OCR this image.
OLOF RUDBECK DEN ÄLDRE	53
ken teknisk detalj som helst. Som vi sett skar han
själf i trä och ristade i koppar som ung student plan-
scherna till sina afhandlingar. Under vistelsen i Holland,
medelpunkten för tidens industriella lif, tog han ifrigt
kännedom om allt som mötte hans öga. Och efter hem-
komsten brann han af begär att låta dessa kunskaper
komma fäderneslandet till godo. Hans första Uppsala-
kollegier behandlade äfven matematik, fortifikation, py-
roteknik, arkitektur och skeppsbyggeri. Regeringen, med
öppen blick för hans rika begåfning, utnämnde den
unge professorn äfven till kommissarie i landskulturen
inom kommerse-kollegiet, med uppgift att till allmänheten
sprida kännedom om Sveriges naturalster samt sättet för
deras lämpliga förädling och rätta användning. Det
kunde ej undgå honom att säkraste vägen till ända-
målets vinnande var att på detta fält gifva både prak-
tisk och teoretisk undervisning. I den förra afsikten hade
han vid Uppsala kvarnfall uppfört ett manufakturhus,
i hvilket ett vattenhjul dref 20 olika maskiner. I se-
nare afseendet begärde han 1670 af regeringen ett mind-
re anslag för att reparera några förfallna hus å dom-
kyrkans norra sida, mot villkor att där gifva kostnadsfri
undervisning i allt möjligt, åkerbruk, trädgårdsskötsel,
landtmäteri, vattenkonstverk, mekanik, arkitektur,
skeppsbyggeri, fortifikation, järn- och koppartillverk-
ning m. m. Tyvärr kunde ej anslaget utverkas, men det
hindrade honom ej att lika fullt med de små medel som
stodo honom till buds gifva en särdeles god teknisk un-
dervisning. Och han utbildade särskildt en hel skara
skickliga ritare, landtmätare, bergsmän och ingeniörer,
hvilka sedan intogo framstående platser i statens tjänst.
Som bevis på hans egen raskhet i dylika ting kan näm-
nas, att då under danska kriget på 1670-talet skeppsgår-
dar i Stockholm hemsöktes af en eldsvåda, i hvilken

■ Task statement:
Which lines hold the string "arkitektur"? List them all.

■ Answer for this exercise:
roteknik, arkitektur och skeppsbyggeri. Regeringen, med
landtmäteri, vattenkonstverk, mekanik, arkitektur,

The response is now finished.